Wolfgang Amadeus Mozart (1756-1791)
Cosi fan tutte o La Scuola degli Amanti
Dramma giocoso en deux actes de Wolfgang Amadeus Mozart
Livret de Lorenzo Da Ponte
Production de l’Opéra National du Rhin (reprise)
Mise en scène originale, David McVicar
Metteur en scène associé, Chris Rolls
Décors, Yannis Thavoris
Lumières, Paule Constable
Costumes, Tanya McCallin
Mouvements, Leah Hausman, Andrew George
Fiordiligi, Jacquelyn Wagner
Dorabella, Stephanie Houtze
Despina, Hendrickje Van Kerckhove
Guglielmo, Johannes Weisser
Ferrando, Sébastien Droy
Don Alfonso, Peter Savidge
Chœurs de l’Opéra national du Rhin
Orchestre symphonique de Mulhouse
Direction musicale, Ottavio Dantone
Strasbourg, 11 décembre 2009
Prenez-les comme elles sont !
La reprise à l’Opéra du Rhin du Cosi de David McVicar confirme les qualités de cette production. La lecture de l’œuvre est claire, limpide même, bien que n’allant pas de soi. On sait combien cette œuvre est difficile à mettre en scène de nos jours car le public est plus exigeant quant à la psychologie des personnages. Il n’accepte plus aussi facilement la vision simpliste (mais non dépourvue d’humour) d’un Jean-Pierre Ponnelle par exemple, qui, dans les années soixante-dix/quatre-vingt, faisait des deux couples d’amants, objets de l’expérimentation d’Alfonso, des personnages superficiels et peu intelligents, parfois ridicules en ce qui concerne les deux jeunes filles interprétées par des femmes déjà mûres. Comme dans de nombreuses autres interprétations, encore très courantes aujourd’hui1, ces proies trop faciles se laissaient mener par le bout du nez sans faire travailler leur cervelle et s’engluaient comme des mouches dans le piège tendu.
Ce qui caractérise la collaboration Mozart/Da Ponte, c’est la complémentarité livret/partition qui fait dire à la musique ce que le texte ne dit pas et vice-versa, ou encore qui permet de faire pencher la balance du bon côté quand le texte est à double sens. En voici un exemple, au deuxième acte : lors de leur promenade hors scène, Fiordiligi et Ferrando ont éprouvé les affres d’une passion grandissante. Après un combat cornélien contre eux-mêmes, ils s’éloignent l’un de l’autre. Restée seule, Fiordiligi nous confie son drame de conscience, tout à fait dans l’esprit du Sturm und Drang. S’avouant enfin la puissance de l’amour qu’elle porte désormais à Ferrando, elle s’accuse de trahison et éprouve un profond mépris pour sa propre inconstance, son texte colle à la musique et ne prête à aucune équivoque. Il n’en est pas de même de Ferrando qui, apprenant la trahison de Dorabella, clame sa révolte et sa douleur d’avoir été bafoué, puis, par un effet de rupture, avoue l’intensité de son amour. L’objet de cet amour ? C’est la musique seria de son air, parente de celle de Fiordiligi, qui nous renseigne. Du même coup, le conseil final d’Alfonso, devant le désespoir des deux amants, ne prête plus à équivoque : « Pigliatele com’elle son’ (épousez-les comme elles sont) ! » fait allusion au présent, et non au passé (elles ne sont plus ce qu’elles étaient). C’est cela qu’a mis en scène Mc Vicar, et sa conclusion va de soi : on célèbre les noces des deux nouveaux couples. Le public, enfin libéré d’un malaise qui n’a cessé de grandir durant le second acte, applaudit avec conviction.

DONNÉES:
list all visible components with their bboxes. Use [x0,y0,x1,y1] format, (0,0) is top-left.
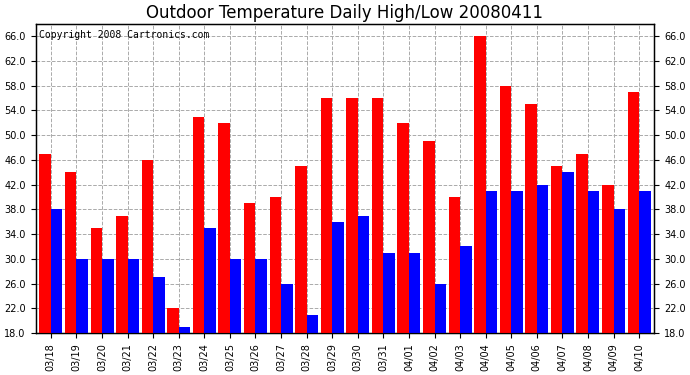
Bar [397,123,409,333]
Bar [448,197,460,333]
Bar [588,191,600,333]
Bar [358,216,369,333]
Bar [270,197,281,333]
Bar [255,259,267,333]
Bar [486,191,497,333]
Bar [332,222,344,333]
Bar [525,104,537,333]
Bar [628,92,639,333]
Bar [167,308,179,333]
Bar [346,98,358,333]
Bar [116,216,128,333]
Bar [372,98,384,333]
Bar [39,154,51,333]
Bar [179,327,190,333]
Bar [65,172,77,333]
Bar [281,284,293,333]
Bar [321,98,332,333]
Bar [511,191,523,333]
Title: Outdoor Temperature Daily High/Low 20080411: Outdoor Temperature Daily High/Low 20080… [146,4,544,22]
Text: Copyright 2008 Cartronics.com: Copyright 2008 Cartronics.com [39,30,209,40]
Bar [90,228,102,333]
Bar [551,166,562,333]
Bar [77,259,88,333]
Bar [423,141,435,333]
Bar [500,86,511,333]
Bar [51,209,62,333]
Bar [141,160,153,333]
Bar [460,246,471,333]
Bar [435,284,446,333]
Bar [639,191,651,333]
Bar [384,253,395,333]
Bar [193,117,204,333]
Bar [153,278,165,333]
Bar [219,123,230,333]
Bar [230,259,241,333]
Bar [244,203,255,333]
Bar [204,228,216,333]
Bar [474,36,486,333]
Bar [537,184,549,333]
Bar [562,172,574,333]
Bar [576,154,588,333]
Bar [128,259,139,333]
Bar [613,209,625,333]
Bar [602,184,613,333]
Bar [409,253,420,333]
Bar [295,166,306,333]
Bar [102,259,114,333]
Bar [306,315,318,333]
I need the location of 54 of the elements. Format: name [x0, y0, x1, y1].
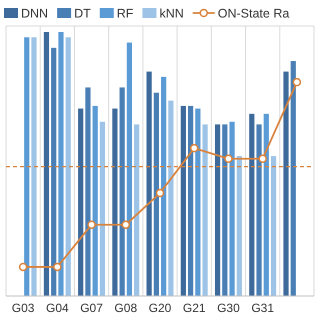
x-tick-label: G03: [12, 301, 35, 316]
bar: [92, 106, 98, 296]
bar: [180, 106, 186, 296]
bar: [58, 32, 64, 296]
bar: [270, 156, 276, 296]
bar: [112, 108, 118, 296]
bar: [236, 156, 242, 296]
bar: [134, 124, 140, 296]
bar: [146, 72, 152, 296]
bar: [249, 114, 254, 296]
x-tick-label: G07: [80, 301, 104, 316]
legend-label: RF: [116, 6, 134, 20]
x-tick-label: G08: [114, 301, 138, 316]
point: [224, 154, 233, 163]
point: [292, 78, 302, 86]
bar: [78, 108, 84, 296]
x-tick-label: G30: [217, 301, 240, 316]
legend-label: ON-State Ra: [218, 6, 290, 20]
bar: [161, 76, 166, 296]
bar: [154, 92, 159, 296]
bar: [202, 124, 208, 296]
bar: [195, 108, 200, 296]
bar: [229, 122, 235, 296]
x-tick-label: G04: [46, 301, 69, 316]
bar: [168, 100, 174, 296]
point: [258, 154, 267, 163]
bar: [51, 48, 56, 296]
bar: [290, 61, 296, 296]
bar: [188, 106, 194, 296]
point: [122, 220, 130, 229]
bar: [66, 37, 71, 296]
bar: [214, 124, 220, 296]
point: [156, 188, 164, 198]
point: [18, 262, 28, 272]
bar: [85, 87, 91, 296]
legend-label: DNN: [21, 6, 48, 20]
bar: [283, 72, 289, 296]
bar: [44, 32, 50, 296]
point: [190, 144, 198, 152]
bar: [126, 42, 132, 296]
bar: [120, 87, 125, 296]
legend-label: kNN: [159, 6, 184, 20]
point: [87, 220, 96, 229]
bar: [100, 122, 106, 296]
x-tick-label: G20: [148, 301, 172, 316]
bar: [256, 124, 262, 296]
x-tick-label: G31: [251, 301, 274, 316]
bar: [222, 124, 228, 296]
legend-label: DT: [74, 6, 92, 20]
bar: [24, 37, 30, 296]
bar: [264, 114, 269, 296]
bar: [31, 37, 37, 296]
point: [53, 262, 62, 272]
x-tick-label: G21: [182, 301, 206, 316]
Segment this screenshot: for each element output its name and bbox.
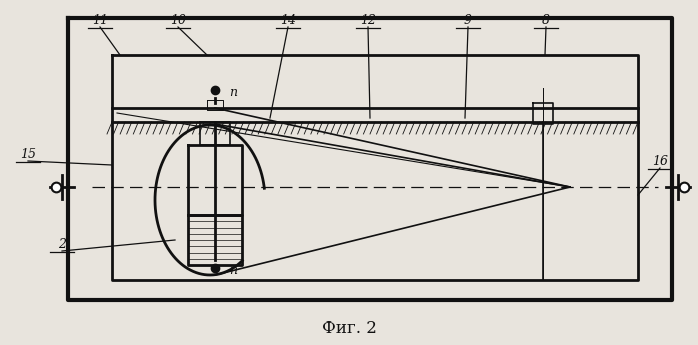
Text: n: n xyxy=(229,87,237,99)
Text: 15: 15 xyxy=(20,148,36,161)
Text: 2: 2 xyxy=(58,238,66,251)
Text: 16: 16 xyxy=(652,155,668,168)
Text: Фиг. 2: Фиг. 2 xyxy=(322,320,376,337)
Text: n: n xyxy=(229,265,237,277)
Text: 8: 8 xyxy=(542,14,550,27)
Text: 11: 11 xyxy=(92,14,108,27)
Text: 12: 12 xyxy=(360,14,376,27)
Text: 10: 10 xyxy=(170,14,186,27)
Text: 14: 14 xyxy=(280,14,296,27)
Text: 9: 9 xyxy=(464,14,472,27)
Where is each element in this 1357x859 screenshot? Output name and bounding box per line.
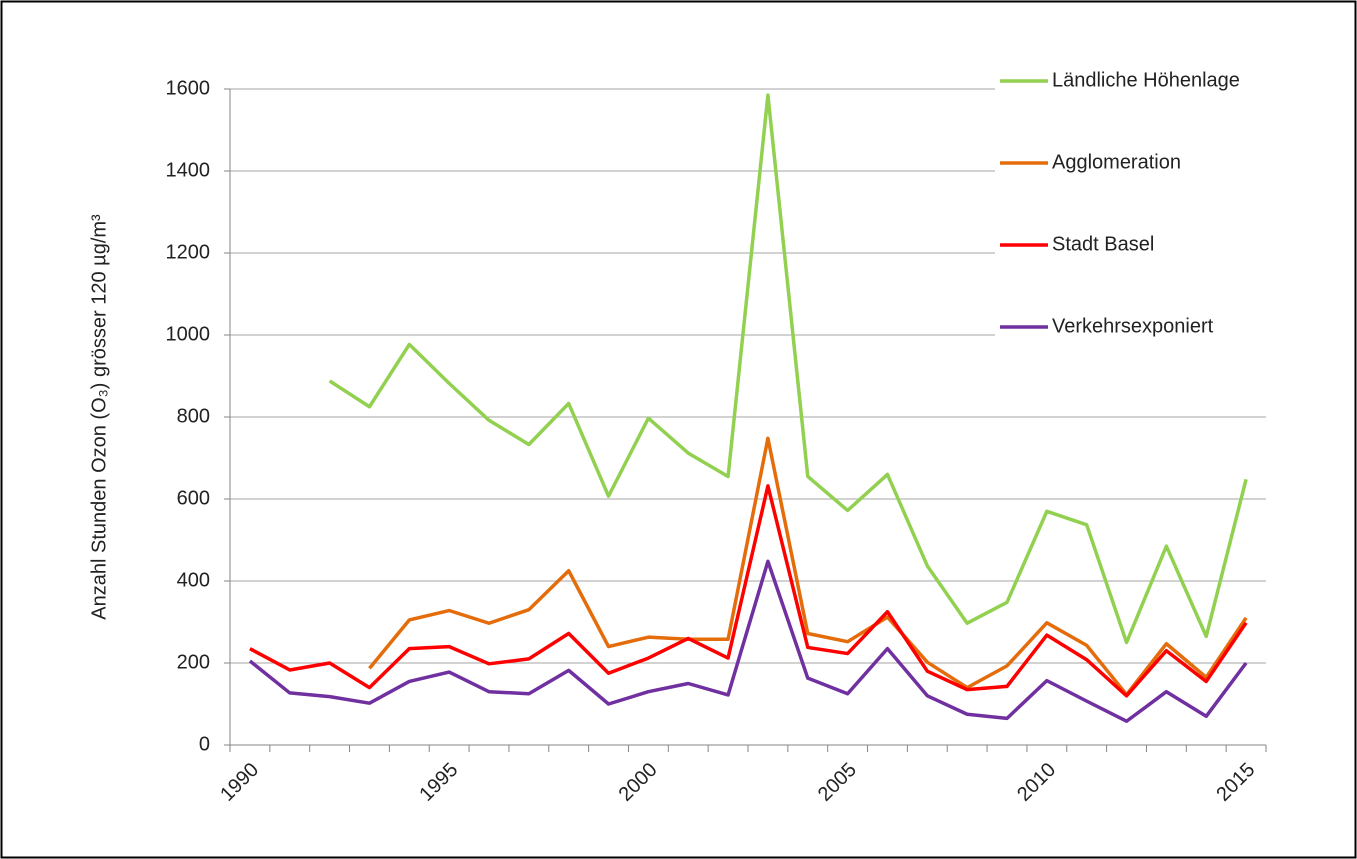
y-tick-label: 400: [177, 569, 210, 591]
legend-label: Verkehrsexponiert: [1052, 315, 1214, 337]
y-tick-label: 600: [177, 487, 210, 509]
series-line: [249, 484, 1248, 698]
y-tick-label: 200: [177, 651, 210, 673]
y-tick-label: 0: [199, 733, 210, 755]
series-line: [368, 436, 1248, 697]
y-tick-label: 1400: [166, 159, 211, 181]
legend-background: [995, 55, 1335, 347]
legend-label: Stadt Basel: [1052, 233, 1154, 255]
y-tick-label: 1200: [166, 241, 211, 263]
y-tick-label: 1000: [166, 323, 211, 345]
legend-label: Ländliche Höhenlage: [1052, 69, 1240, 91]
y-tick-label: 800: [177, 405, 210, 427]
legend-label: Agglomeration: [1052, 151, 1181, 173]
y-axis-label: Anzahl Stunden Ozon (O₃) grösser 120 µg/…: [88, 214, 110, 620]
series-line: [248, 559, 1248, 723]
series-line: [328, 93, 1248, 645]
y-tick-label: 1600: [166, 77, 211, 99]
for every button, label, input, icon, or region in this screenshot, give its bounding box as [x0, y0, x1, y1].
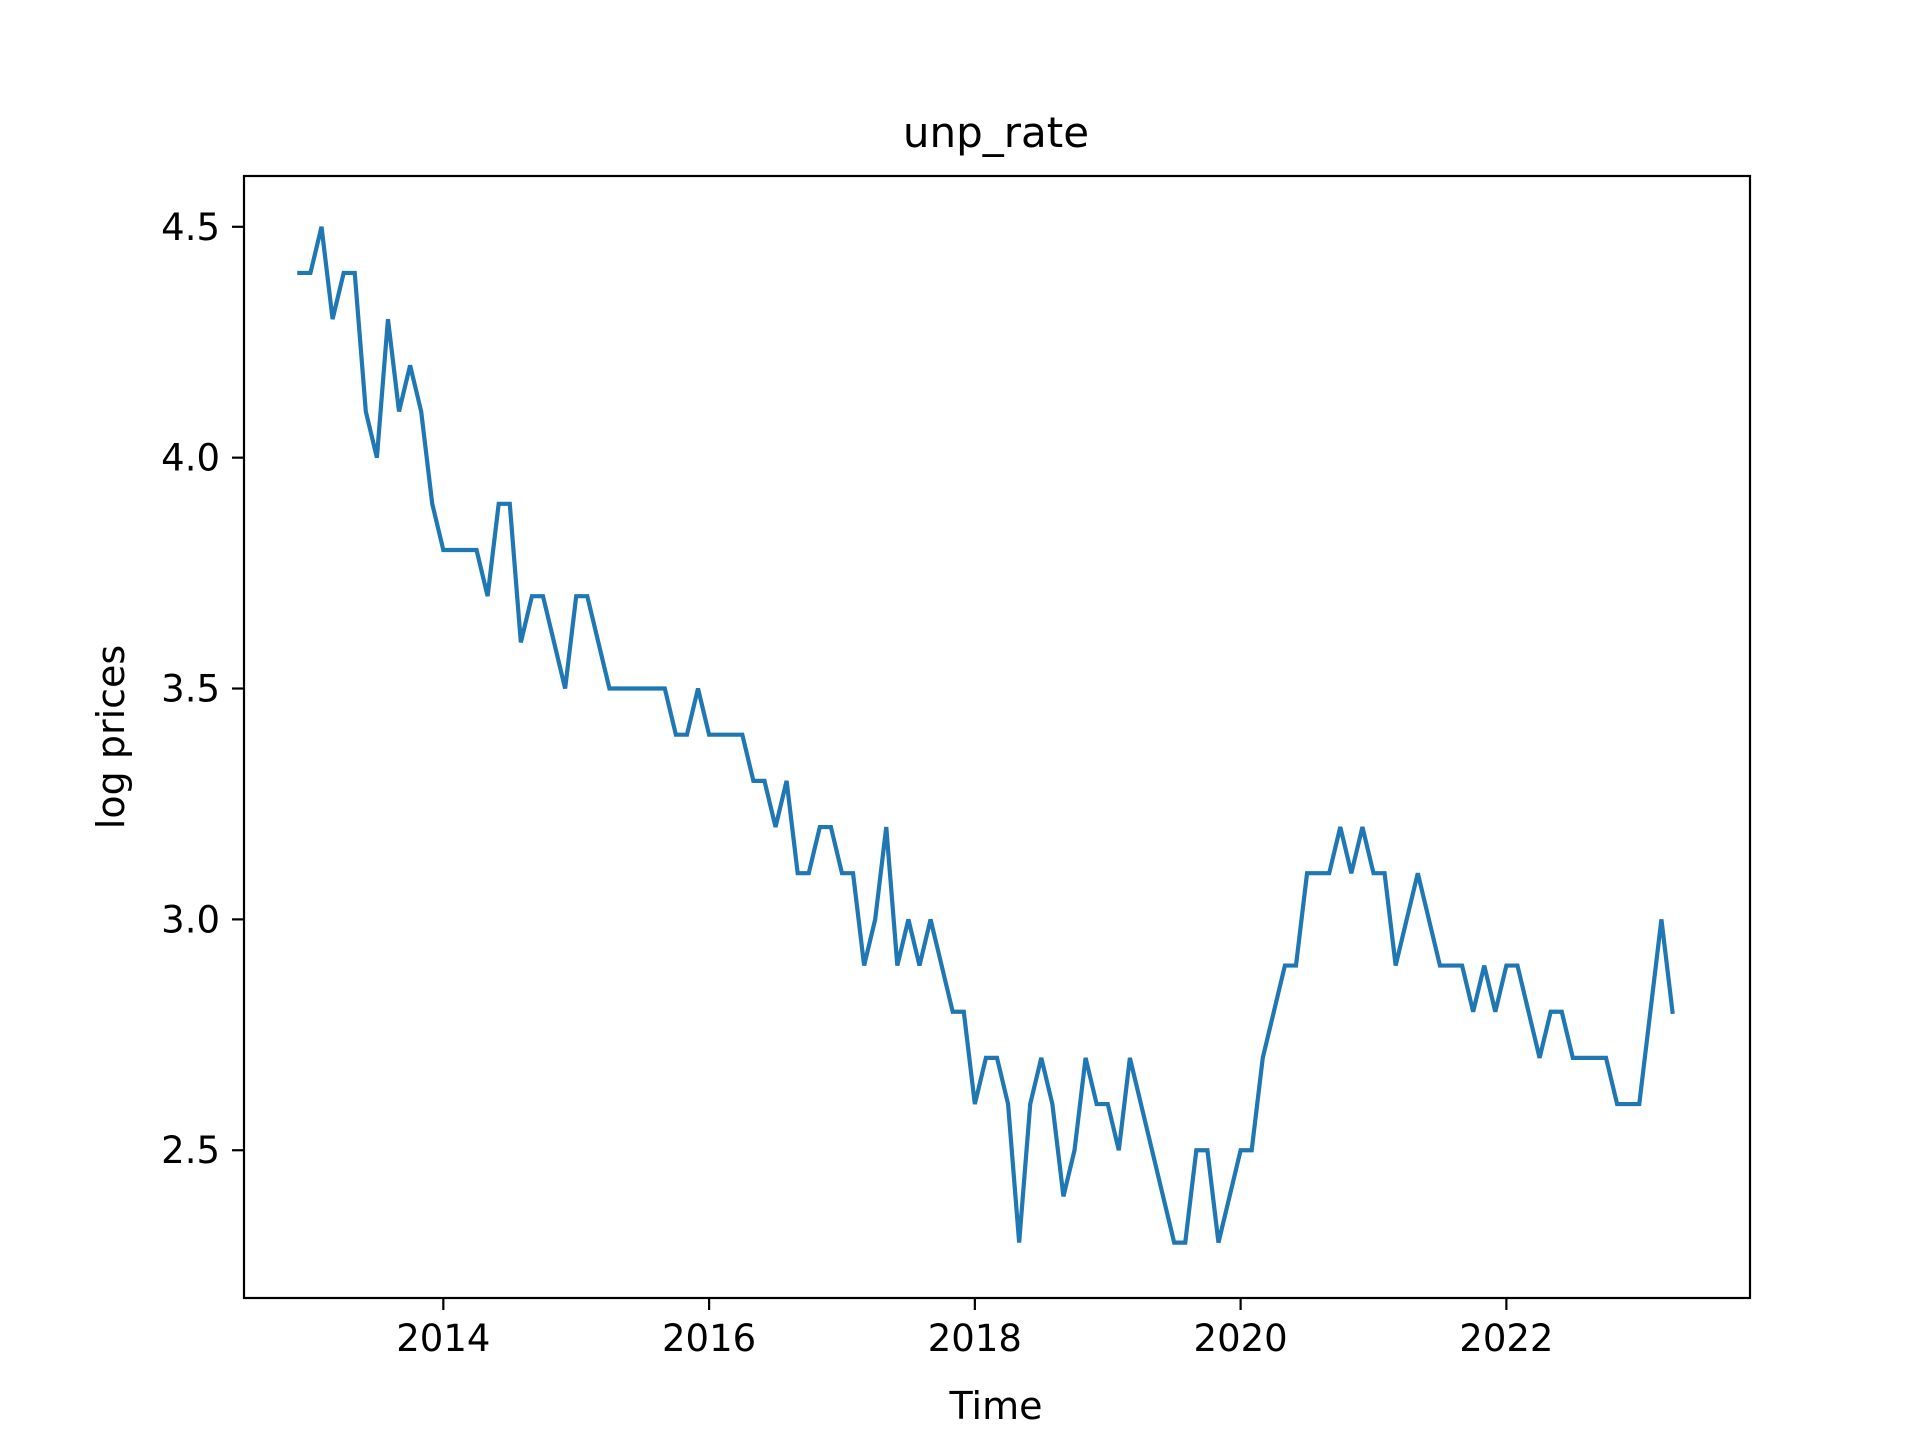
series-line-1	[297, 226, 1675, 1245]
x-tick-label: 2014	[396, 1317, 490, 1360]
x-tick-label: 2016	[662, 1317, 756, 1360]
chart-title: unp_rate	[903, 108, 1089, 157]
y-tick-label: 4.5	[161, 206, 220, 249]
y-tick-label: 3.5	[161, 668, 220, 711]
y-tick-label: 4.0	[161, 437, 220, 480]
x-tick-label: 2018	[928, 1317, 1022, 1360]
y-axis: 2.5 3.0 3.5 4.0 4.5	[161, 206, 244, 1172]
y-axis-label: log prices	[89, 645, 133, 829]
plot-lines	[297, 226, 1675, 1245]
y-tick-label: 3.0	[161, 898, 220, 941]
plot-frame	[242, 174, 1752, 1300]
y-tick-label: 2.5	[161, 1129, 220, 1172]
x-axis-label: Time	[949, 1384, 1043, 1428]
x-tick-label: 2022	[1459, 1317, 1553, 1360]
x-tick-label: 2020	[1194, 1317, 1288, 1360]
x-axis: 2014 2016 2018 2020 2022	[396, 1298, 1553, 1360]
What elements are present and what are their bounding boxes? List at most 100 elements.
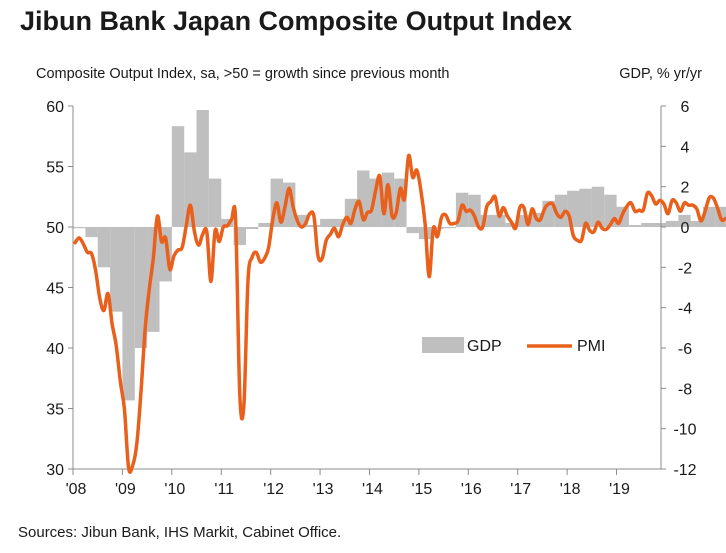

CONSIGNES DE L'EXERCICE:
a) Les affirmations suivantes s'accordent-elles avec la critique de Così fan tutte ? Répondez par oui ou par non à chacune, en citant les mots de la critique qui tranchent.
(i) La représentation dont parle la critique a eu lieu à Strasbourg le 11 décembre 2009.
(ii) Les décors sont signés Paule Constable.
(iii) La mise en scène de McVicar se termine par les noces des deux nouveaux couples.
b) Dans les enregistrements, recopiez à l'identique les lignes qui commencent à celle contenant "y-tick-label: 400: [177, 569, 210, 591]" et s'arrêtent après celle contenant "for every button, label, input, icon, or". Ces deux lignes sont comprises.
Les enregistrements n'ont aucun rapport avec la critique.

RÉPONSES PAR CONSIGNE:
a)
(i) Oui : « Strasbourg, 11 décembre 2009 ».
(ii) Non : « Décors, Yannis Thavoris ».
(iii) Oui : « on célèbre les noces des deux nouveaux couples ».

b)
y-tick-label: 400: [177, 569, 210, 591]
legend-label: Verkehrsexponiert: [1052, 315, 1214, 337]
y-tick-label: 600: [177, 487, 210, 509]
series-line: [249, 484, 1248, 698]
y-tick-label: 200: [177, 651, 210, 673]
y-tick-label: 0: [199, 733, 210, 755]
series-line: [368, 436, 1248, 697]
y-tick-label: 1400: [166, 159, 211, 181]
legend-background: [995, 55, 1335, 347]
legend-label: Stadt Basel: [1052, 233, 1154, 255]
y-tick-label: 1200: [166, 241, 211, 263]
y-tick-label: 1000: [166, 323, 211, 345]
legend-label: Ländliche Höhenlage: [1052, 69, 1240, 91]
y-tick-label: 800: [177, 405, 210, 427]
legend-label: Agglomeration: [1052, 151, 1181, 173]
y-axis-label: Anzahl Stunden Ozon (O₃) grösser 120 µg/…: [88, 214, 110, 620]
series-line: [248, 559, 1248, 723]
series-line: [328, 93, 1248, 645]
y-tick-label: 1600: [166, 77, 211, 99]
for every button, label, input, icon, or region in this screenshot, give its bounding box as [x0, y0, x1, y1].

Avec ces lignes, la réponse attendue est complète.